Write out the material exactly, without any of its pictures.
[BEGIN ENTRIES PROVIDED]
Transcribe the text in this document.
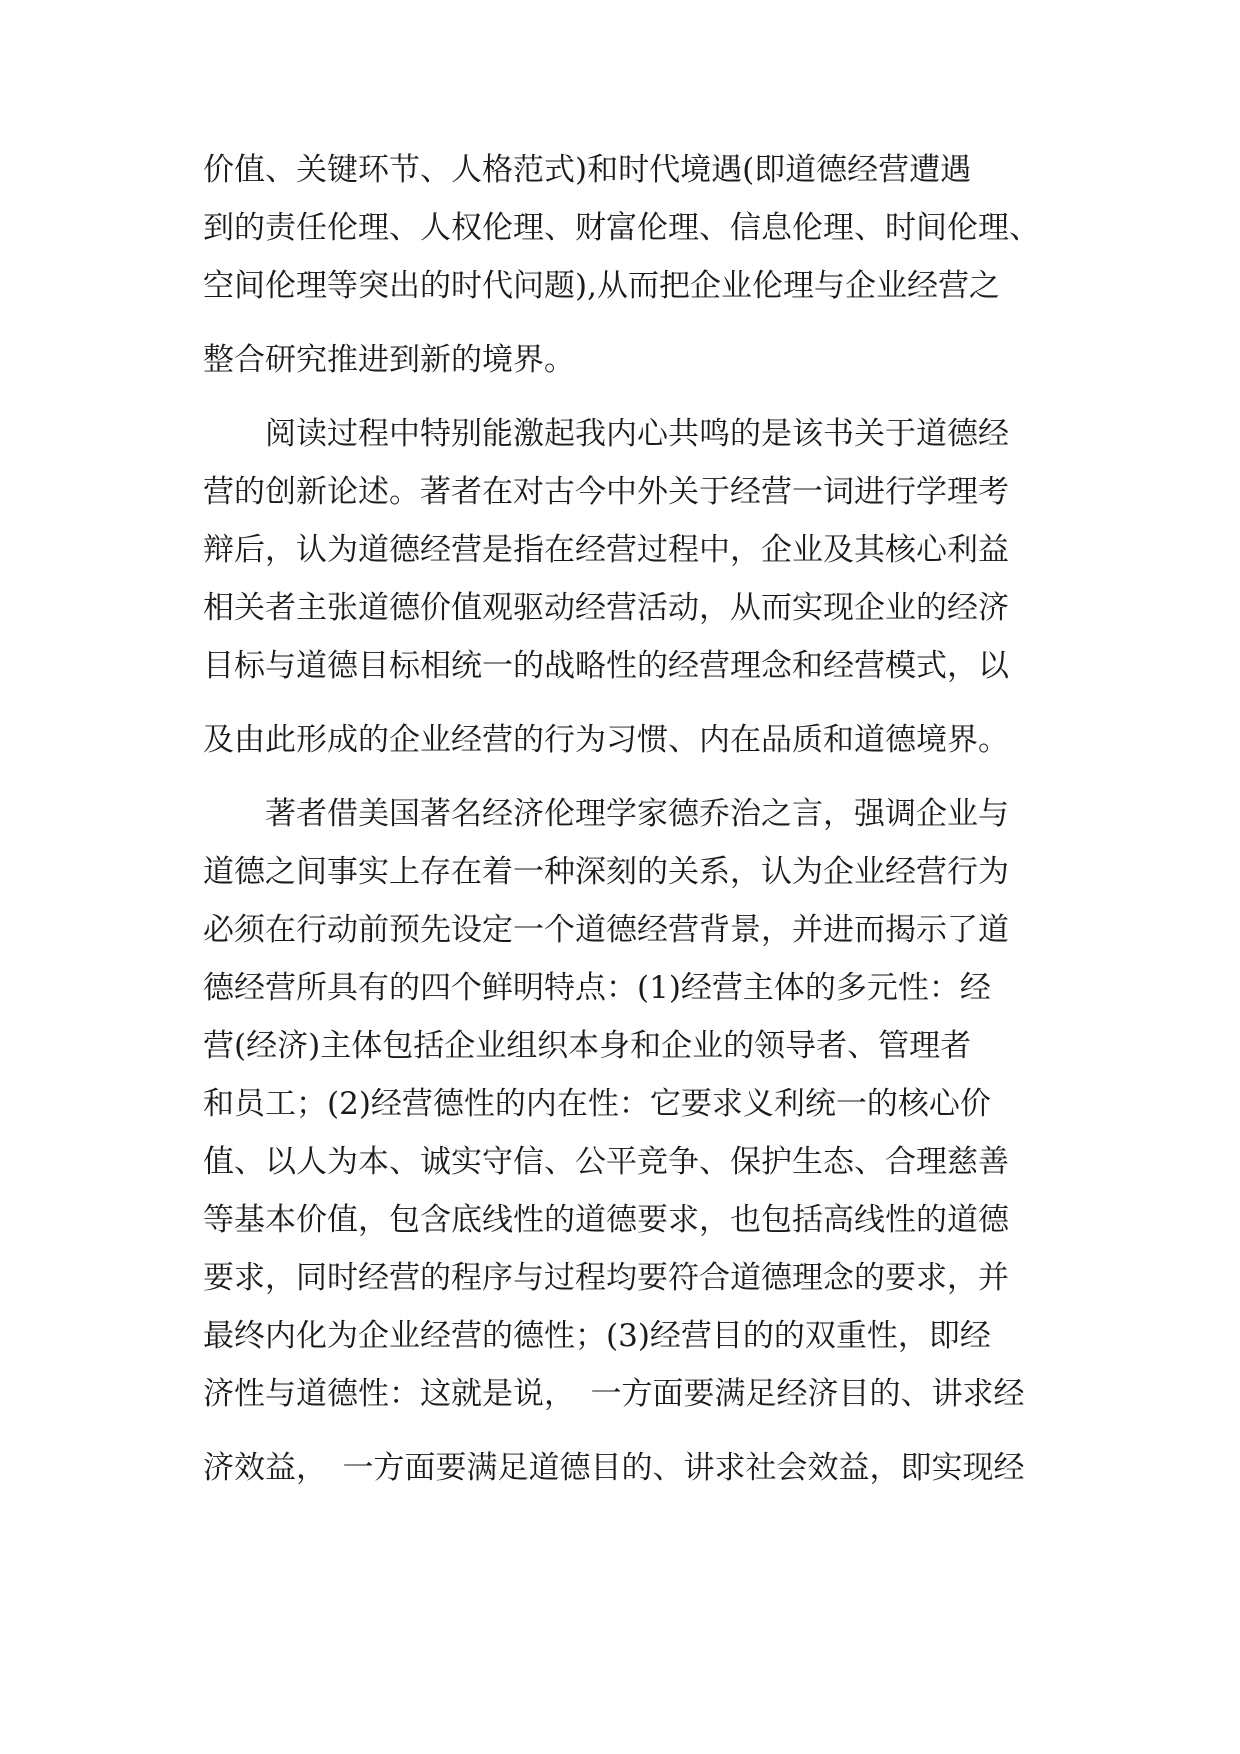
价值、关键环节、人格范式)和时代境遇(即道德经营遭遇
到的责任伦理、人权伦理、财富伦理、信息伦理、时间伦理、
空间伦理等突出的时代问题),从而把企业伦理与企业经营之
整合研究推进到新的境界。
　　阅读过程中特别能激起我内心共鸣的是该书关于道德经
营的创新论述。著者在对古今中外关于经营一词进行学理考
辩后，认为道德经营是指在经营过程中，企业及其核心利益
相关者主张道德价值观驱动经营活动，从而实现企业的经济
目标与道德目标相统一的战略性的经营理念和经营模式，以
及由此形成的企业经营的行为习惯、内在品质和道德境界。
　　著者借美国著名经济伦理学家德乔治之言，强调企业与
道德之间事实上存在着一种深刻的关系，认为企业经营行为
必须在行动前预先设定一个道德经营背景，并进而揭示了道
德经营所具有的四个鲜明特点：(1)经营主体的多元性：经
营(经济)主体包括企业组织本身和企业的领导者、管理者
和员工；(2)经营德性的内在性：它要求义利统一的核心价
值、以人为本、诚实守信、公平竞争、保护生态、合理慈善
等基本价值，包含底线性的道德要求，也包括高线性的道德
要求，同时经营的程序与过程均要符合道德理念的要求，并
最终内化为企业经营的德性；(3)经营目的的双重性，即经
济性与道德性：这就是说，　一方面要满足经济目的、讲求经
济效益，　一方面要满足道德目的、讲求社会效益，即实现经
[END ENTRIES PROVIDED]
• **SOLUTION TO THE EXERCISE**
Transcribe the text in this document.
价值、关键环节、人格范式)和时代境遇(即道德经营遭遇
到的责任伦理、人权伦理、财富伦理、信息伦理、时间伦理、
空间伦理等突出的时代问题),从而把企业伦理与企业经营之
整合研究推进到新的境界。
　　阅读过程中特别能激起我内心共鸣的是该书关于道德经
营的创新论述。著者在对古今中外关于经营一词进行学理考
辩后，认为道德经营是指在经营过程中，企业及其核心利益
相关者主张道德价值观驱动经营活动，从而实现企业的经济
目标与道德目标相统一的战略性的经营理念和经营模式，以
及由此形成的企业经营的行为习惯、内在品质和道德境界。
　　著者借美国著名经济伦理学家德乔治之言，强调企业与
道德之间事实上存在着一种深刻的关系，认为企业经营行为
必须在行动前预先设定一个道德经营背景，并进而揭示了道
德经营所具有的四个鲜明特点：(1)经营主体的多元性：经
营(经济)主体包括企业组织本身和企业的领导者、管理者
和员工；(2)经营德性的内在性：它要求义利统一的核心价
值、以人为本、诚实守信、公平竞争、保护生态、合理慈善
等基本价值，包含底线性的道德要求，也包括高线性的道德
要求，同时经营的程序与过程均要符合道德理念的要求，并
最终内化为企业经营的德性；(3)经营目的的双重性，即经
济性与道德性：这就是说，　一方面要满足经济目的、讲求经
济效益，　一方面要满足道德目的、讲求社会效益，即实现经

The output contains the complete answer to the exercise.